> _Prompt_: Count, in the entries, the lines with "name". Answer with the number only.

> _Data_:

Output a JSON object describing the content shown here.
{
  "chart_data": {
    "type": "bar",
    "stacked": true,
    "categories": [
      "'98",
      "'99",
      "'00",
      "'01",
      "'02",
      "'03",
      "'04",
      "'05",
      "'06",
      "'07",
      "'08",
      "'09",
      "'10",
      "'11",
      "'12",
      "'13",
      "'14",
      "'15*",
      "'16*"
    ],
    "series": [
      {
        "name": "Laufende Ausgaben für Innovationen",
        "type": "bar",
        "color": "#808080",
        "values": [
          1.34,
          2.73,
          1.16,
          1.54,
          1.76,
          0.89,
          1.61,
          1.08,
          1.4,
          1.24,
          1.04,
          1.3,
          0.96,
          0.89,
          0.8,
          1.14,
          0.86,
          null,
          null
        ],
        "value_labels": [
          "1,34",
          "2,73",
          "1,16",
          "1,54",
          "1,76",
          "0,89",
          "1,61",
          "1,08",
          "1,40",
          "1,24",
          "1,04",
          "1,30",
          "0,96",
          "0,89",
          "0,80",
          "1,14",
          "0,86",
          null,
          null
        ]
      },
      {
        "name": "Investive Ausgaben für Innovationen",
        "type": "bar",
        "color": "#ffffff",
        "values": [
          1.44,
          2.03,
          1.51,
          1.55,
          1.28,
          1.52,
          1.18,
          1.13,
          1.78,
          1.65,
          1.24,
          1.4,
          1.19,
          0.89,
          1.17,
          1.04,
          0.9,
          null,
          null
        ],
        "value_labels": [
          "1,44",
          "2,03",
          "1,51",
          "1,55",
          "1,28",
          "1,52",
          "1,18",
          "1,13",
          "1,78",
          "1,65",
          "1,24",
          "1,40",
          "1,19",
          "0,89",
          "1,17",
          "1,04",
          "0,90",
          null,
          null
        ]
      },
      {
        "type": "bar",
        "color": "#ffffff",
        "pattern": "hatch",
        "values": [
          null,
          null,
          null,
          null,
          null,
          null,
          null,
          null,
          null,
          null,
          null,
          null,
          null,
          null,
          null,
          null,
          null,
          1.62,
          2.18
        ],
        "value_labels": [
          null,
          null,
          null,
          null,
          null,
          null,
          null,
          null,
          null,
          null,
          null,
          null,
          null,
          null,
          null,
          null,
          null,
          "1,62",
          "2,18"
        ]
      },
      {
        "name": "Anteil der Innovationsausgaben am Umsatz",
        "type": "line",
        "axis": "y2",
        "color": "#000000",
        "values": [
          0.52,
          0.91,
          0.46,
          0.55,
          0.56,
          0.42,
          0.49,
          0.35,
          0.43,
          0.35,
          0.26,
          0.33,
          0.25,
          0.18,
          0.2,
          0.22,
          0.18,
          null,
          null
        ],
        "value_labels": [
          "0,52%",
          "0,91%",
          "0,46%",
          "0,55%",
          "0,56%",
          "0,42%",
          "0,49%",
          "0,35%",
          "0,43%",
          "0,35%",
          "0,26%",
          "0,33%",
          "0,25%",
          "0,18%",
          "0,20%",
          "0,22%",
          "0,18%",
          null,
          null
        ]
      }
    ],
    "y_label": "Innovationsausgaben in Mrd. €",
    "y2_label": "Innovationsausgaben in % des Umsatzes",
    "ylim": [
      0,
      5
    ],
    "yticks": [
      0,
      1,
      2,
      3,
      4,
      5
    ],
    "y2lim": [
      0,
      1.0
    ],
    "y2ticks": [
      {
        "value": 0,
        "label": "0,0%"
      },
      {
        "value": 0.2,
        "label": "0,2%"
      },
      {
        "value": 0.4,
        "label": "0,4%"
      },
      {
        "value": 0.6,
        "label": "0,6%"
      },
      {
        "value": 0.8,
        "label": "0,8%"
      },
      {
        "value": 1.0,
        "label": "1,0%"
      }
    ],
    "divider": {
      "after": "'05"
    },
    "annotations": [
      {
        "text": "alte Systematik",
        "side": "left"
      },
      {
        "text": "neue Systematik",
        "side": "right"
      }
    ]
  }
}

> _Result of this task_: 3